* EXERCISE:
Filter the entries and keep only the lines where the string "bequests" appears.

* SUPPLIED MATERIAL:

--- start ---

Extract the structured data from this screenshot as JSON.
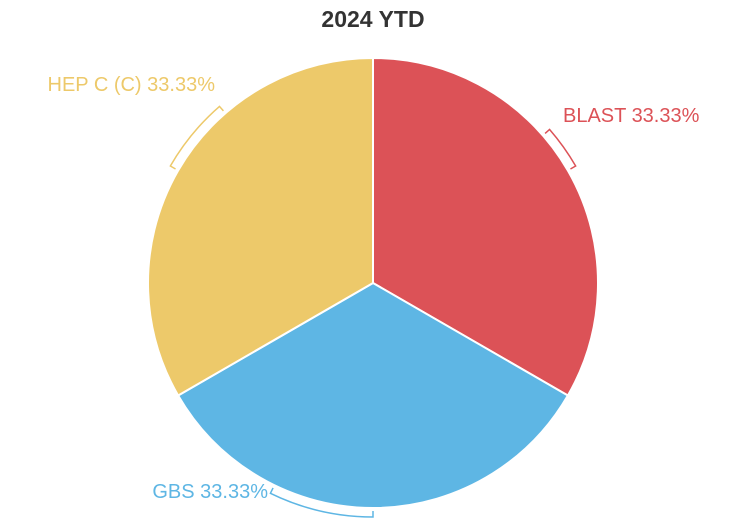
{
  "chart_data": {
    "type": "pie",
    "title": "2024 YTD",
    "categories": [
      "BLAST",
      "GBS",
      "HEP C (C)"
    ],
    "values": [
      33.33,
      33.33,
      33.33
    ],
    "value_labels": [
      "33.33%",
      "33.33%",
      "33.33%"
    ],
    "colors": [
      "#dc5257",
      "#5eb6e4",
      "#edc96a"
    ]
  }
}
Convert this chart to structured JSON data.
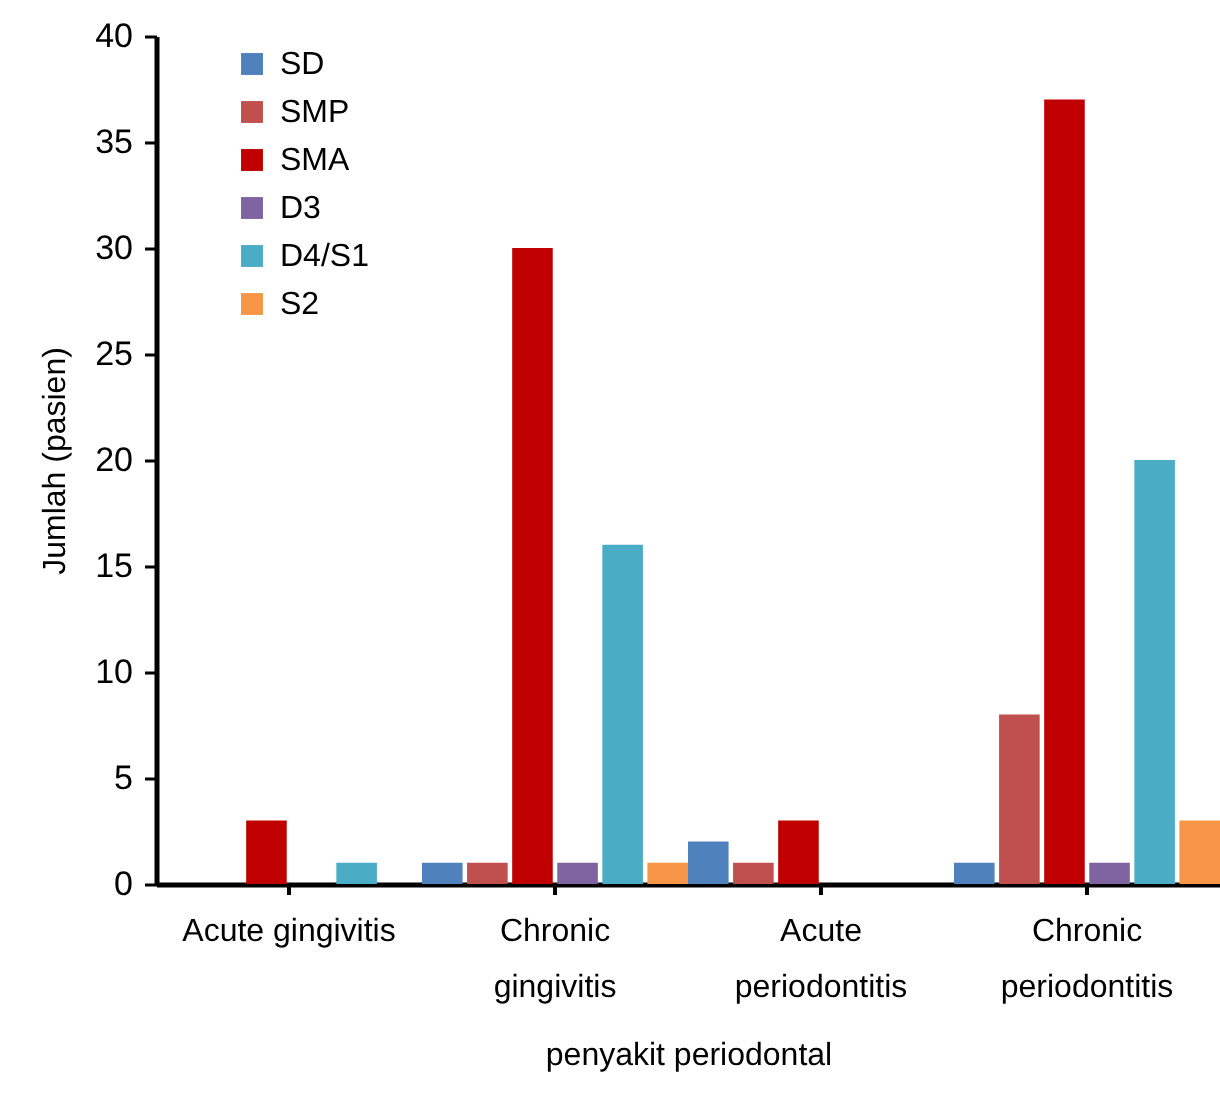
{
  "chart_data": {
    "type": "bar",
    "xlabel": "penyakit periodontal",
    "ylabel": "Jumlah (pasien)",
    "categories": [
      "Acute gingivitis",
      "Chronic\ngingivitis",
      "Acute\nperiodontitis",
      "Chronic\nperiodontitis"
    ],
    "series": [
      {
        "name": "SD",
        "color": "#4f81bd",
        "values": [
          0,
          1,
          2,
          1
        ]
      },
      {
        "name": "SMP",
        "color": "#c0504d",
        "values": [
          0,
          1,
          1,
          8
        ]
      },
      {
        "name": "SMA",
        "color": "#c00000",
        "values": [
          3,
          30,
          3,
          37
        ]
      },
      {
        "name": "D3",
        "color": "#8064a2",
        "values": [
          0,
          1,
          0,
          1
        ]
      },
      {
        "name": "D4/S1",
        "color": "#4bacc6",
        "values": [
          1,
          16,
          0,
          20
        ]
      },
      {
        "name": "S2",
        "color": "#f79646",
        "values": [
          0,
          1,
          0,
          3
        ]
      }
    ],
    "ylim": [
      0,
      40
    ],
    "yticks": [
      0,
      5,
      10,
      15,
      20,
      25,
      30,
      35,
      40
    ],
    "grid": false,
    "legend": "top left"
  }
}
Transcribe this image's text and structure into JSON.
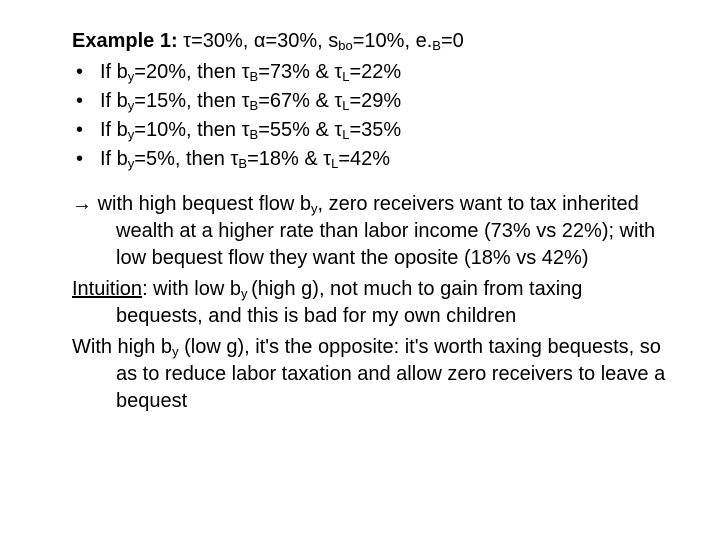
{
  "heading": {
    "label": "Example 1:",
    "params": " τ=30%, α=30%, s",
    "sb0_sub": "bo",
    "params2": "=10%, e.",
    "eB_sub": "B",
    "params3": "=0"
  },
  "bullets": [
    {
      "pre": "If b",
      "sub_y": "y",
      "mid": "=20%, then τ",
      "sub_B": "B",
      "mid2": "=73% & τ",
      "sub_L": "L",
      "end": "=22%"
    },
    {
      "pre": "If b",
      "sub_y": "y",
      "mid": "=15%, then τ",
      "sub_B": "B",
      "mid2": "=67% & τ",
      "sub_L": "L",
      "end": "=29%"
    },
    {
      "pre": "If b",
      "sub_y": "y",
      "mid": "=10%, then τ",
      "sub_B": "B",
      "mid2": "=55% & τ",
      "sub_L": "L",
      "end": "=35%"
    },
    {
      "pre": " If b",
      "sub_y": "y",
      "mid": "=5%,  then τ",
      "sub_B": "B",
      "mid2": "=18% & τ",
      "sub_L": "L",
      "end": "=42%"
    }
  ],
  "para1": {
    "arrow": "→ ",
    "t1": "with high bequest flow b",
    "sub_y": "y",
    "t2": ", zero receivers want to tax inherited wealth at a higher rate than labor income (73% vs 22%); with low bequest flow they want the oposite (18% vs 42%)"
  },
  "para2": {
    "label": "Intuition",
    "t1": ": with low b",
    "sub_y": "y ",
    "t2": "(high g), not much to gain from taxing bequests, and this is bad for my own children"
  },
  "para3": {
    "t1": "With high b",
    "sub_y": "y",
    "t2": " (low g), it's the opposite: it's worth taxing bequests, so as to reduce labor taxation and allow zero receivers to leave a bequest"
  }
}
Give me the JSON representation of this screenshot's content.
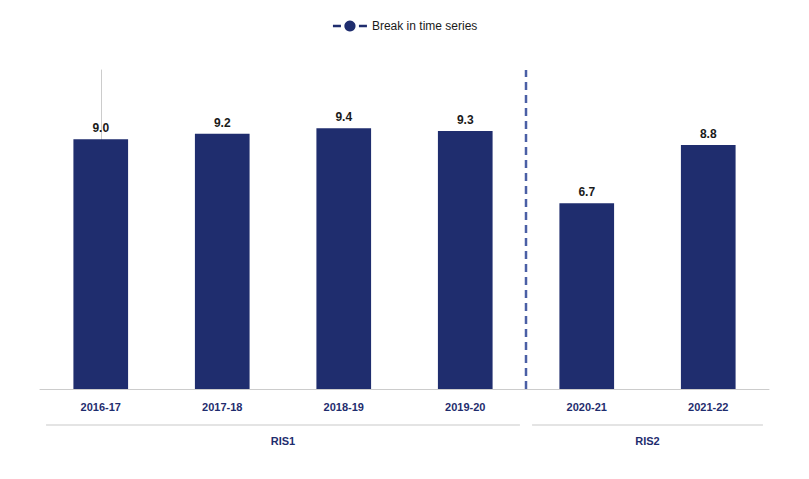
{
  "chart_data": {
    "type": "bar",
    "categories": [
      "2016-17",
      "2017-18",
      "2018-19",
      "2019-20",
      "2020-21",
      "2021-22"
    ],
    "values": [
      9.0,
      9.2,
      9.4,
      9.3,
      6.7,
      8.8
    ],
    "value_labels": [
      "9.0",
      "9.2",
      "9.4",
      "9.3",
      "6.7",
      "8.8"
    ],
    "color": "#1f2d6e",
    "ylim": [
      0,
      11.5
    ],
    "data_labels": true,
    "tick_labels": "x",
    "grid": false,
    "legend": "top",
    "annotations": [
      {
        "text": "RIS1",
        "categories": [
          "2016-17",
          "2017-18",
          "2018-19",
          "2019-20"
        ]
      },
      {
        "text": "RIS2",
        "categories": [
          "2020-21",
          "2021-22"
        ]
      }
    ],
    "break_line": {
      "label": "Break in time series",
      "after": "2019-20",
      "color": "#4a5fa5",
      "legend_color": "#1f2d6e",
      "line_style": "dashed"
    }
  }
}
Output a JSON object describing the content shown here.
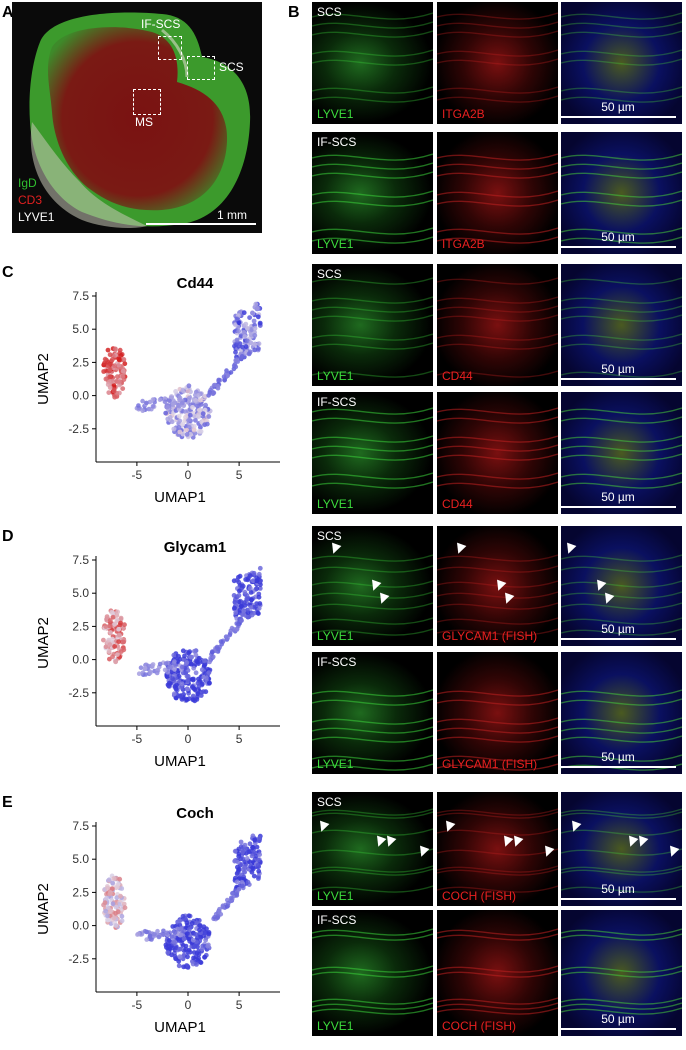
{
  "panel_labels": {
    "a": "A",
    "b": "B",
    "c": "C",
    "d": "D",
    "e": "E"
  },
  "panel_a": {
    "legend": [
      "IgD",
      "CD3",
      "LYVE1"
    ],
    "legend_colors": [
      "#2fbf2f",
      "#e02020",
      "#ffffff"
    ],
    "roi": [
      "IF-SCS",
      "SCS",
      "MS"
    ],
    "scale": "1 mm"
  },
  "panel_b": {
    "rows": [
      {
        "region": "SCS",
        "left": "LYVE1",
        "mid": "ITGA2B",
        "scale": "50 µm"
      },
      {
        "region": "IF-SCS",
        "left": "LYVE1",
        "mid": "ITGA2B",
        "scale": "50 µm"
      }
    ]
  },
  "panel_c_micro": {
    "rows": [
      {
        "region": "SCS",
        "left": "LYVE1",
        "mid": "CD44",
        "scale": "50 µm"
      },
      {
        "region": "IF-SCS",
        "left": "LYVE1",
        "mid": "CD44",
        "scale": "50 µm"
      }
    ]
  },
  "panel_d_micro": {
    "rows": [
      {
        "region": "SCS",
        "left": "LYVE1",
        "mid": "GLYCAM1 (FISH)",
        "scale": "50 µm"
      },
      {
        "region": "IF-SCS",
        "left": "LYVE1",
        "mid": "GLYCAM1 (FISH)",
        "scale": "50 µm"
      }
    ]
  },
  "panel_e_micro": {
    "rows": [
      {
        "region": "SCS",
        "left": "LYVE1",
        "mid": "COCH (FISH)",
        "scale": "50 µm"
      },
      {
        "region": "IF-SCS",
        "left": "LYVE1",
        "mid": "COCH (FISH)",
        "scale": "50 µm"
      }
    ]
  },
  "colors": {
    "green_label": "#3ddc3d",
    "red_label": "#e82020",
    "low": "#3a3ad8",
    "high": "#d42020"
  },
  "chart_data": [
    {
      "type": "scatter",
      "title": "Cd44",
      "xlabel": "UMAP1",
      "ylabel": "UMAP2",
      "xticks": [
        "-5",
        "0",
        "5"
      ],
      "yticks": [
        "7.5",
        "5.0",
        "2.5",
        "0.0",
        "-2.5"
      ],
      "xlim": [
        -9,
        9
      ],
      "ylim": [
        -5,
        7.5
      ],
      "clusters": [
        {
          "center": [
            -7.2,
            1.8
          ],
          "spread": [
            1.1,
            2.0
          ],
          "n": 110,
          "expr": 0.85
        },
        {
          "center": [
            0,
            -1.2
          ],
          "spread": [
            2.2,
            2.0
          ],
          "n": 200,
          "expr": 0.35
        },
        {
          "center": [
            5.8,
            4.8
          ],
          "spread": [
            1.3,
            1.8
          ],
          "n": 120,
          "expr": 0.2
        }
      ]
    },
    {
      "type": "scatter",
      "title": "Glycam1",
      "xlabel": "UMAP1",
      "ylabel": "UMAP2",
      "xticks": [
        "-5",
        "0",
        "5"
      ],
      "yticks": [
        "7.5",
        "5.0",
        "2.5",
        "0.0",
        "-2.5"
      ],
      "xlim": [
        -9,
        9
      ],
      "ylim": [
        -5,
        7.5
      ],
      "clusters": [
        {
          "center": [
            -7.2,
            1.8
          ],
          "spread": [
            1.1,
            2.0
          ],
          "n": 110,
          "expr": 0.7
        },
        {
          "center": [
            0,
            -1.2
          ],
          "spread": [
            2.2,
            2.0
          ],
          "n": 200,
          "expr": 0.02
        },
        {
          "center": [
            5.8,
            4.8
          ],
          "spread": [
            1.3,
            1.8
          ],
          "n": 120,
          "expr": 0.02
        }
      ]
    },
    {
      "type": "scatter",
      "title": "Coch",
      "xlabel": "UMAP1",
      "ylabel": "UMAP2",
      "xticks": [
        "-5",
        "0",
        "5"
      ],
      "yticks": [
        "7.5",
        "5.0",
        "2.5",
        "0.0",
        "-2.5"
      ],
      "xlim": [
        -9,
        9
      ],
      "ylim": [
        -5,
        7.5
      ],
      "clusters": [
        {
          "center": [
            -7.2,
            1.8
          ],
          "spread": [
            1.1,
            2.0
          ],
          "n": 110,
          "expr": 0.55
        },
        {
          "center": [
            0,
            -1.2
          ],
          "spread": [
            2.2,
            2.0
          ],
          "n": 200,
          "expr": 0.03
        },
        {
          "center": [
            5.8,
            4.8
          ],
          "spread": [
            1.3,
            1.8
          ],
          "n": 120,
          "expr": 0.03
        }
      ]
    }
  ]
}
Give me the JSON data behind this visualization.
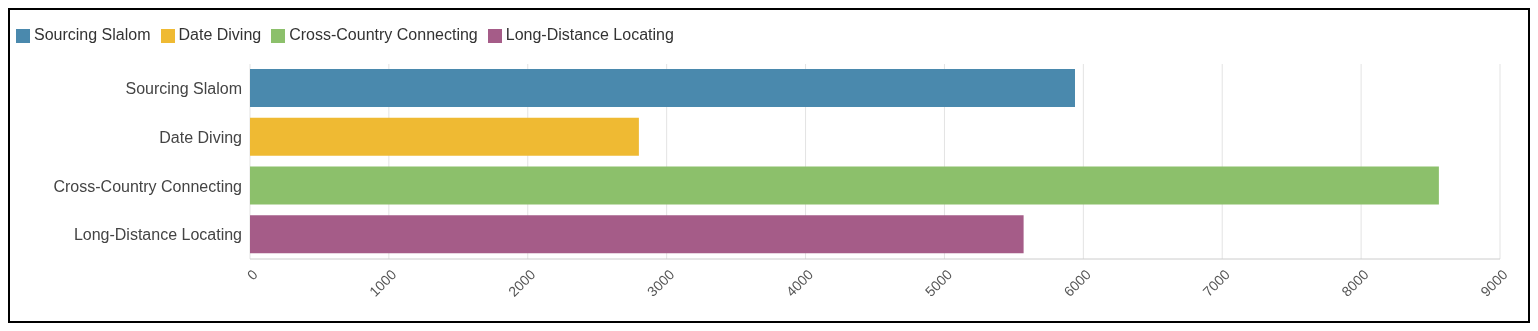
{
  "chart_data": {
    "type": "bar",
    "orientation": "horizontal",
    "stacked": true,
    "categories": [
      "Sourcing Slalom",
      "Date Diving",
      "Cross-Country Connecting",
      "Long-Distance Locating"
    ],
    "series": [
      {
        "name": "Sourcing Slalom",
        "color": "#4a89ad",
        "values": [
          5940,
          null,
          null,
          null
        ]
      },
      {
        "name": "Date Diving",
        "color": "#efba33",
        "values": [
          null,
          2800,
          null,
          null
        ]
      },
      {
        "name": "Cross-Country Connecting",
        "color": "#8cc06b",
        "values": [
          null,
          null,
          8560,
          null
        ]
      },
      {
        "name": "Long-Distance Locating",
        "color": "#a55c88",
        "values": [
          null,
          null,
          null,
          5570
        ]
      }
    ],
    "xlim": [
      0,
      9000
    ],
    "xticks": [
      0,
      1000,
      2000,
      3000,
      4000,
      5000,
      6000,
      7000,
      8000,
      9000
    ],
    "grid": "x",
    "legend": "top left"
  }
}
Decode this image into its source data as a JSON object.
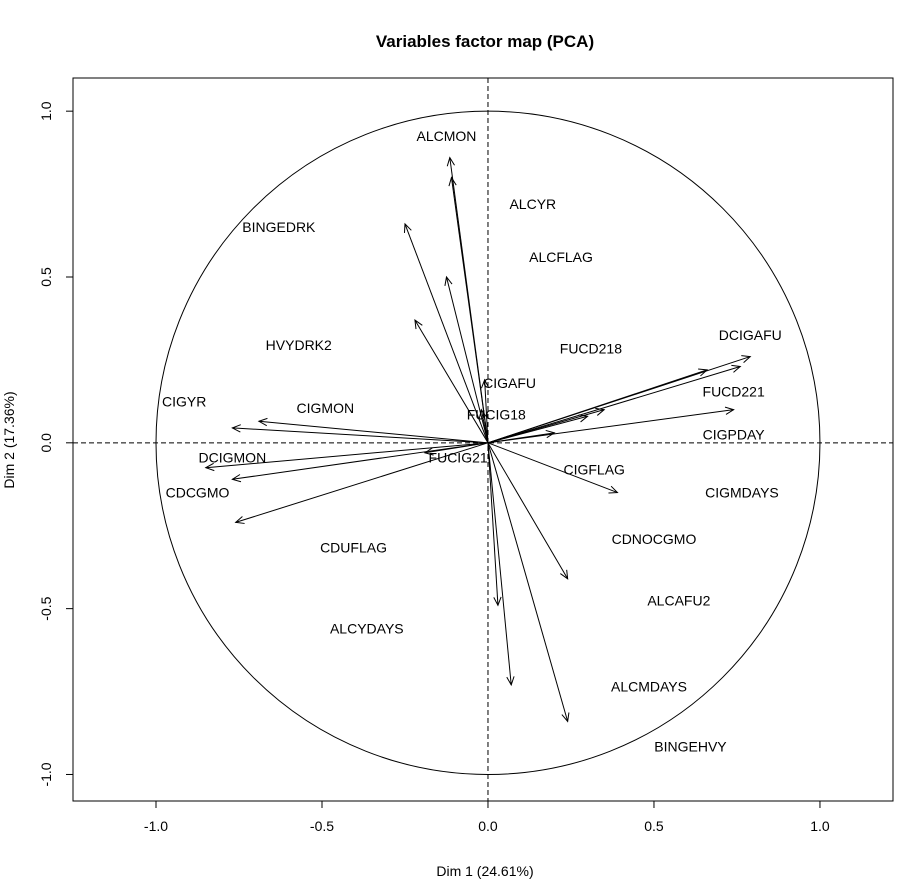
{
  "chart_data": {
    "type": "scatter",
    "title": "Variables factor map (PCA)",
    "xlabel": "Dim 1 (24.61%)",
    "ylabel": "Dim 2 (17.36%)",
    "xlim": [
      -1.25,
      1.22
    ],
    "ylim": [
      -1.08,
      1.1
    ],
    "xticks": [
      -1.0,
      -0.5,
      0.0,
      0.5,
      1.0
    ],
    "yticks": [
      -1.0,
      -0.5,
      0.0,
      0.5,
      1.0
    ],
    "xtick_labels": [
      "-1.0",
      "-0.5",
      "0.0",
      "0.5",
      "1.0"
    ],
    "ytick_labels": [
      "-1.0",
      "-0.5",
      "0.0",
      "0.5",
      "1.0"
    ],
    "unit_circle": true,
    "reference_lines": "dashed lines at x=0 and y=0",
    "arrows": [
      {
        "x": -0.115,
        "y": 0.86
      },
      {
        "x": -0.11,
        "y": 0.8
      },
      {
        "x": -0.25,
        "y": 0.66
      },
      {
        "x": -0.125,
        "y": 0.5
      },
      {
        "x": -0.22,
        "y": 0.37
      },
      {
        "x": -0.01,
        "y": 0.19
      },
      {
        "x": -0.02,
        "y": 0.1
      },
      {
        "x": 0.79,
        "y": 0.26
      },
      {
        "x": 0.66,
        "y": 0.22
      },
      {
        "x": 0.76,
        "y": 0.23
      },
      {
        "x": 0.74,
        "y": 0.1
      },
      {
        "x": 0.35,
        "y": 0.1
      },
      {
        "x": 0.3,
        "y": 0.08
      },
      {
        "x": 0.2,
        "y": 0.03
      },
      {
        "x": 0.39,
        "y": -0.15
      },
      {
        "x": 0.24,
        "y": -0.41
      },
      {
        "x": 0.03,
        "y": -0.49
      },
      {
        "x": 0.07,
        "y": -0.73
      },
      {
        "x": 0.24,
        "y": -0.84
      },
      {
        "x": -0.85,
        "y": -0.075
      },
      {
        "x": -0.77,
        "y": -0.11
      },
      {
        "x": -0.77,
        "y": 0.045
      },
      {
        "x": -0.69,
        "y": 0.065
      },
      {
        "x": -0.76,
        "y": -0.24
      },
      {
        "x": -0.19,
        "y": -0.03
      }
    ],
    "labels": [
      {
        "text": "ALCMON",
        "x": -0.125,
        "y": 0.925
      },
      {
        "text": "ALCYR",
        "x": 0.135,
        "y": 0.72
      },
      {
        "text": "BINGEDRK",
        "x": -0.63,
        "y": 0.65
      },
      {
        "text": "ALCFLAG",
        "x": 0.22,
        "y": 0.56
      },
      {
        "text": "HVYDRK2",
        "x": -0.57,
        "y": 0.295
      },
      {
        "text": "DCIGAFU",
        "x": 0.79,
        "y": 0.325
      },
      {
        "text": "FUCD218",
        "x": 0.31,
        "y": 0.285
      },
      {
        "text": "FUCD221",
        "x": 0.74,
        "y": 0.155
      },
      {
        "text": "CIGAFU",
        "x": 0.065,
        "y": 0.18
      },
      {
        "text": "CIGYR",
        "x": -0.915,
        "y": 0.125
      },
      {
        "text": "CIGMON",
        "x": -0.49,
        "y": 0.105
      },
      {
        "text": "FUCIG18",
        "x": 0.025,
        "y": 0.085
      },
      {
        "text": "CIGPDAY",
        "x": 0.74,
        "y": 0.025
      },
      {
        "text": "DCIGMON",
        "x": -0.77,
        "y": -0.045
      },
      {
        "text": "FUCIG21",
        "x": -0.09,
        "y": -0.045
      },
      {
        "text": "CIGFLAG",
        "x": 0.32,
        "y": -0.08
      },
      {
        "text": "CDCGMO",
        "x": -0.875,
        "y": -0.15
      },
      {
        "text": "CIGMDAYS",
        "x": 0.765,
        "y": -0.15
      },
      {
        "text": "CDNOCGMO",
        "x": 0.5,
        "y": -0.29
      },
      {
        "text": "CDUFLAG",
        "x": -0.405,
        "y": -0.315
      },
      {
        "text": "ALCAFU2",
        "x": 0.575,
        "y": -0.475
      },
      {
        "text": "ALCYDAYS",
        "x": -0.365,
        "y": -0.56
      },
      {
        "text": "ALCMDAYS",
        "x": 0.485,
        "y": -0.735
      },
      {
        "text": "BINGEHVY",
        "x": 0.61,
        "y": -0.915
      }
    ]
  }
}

--- end ---

* OUTPUT FOR THIS EXERCISE:
    "t2": "(high g), not much to gain from taxing bequests, and this is bad for my own children"
    "t2": " (low g), it's the opposite: it's worth taxing bequests, so as to reduce labor taxation and allow zero receivers to leave a bequest"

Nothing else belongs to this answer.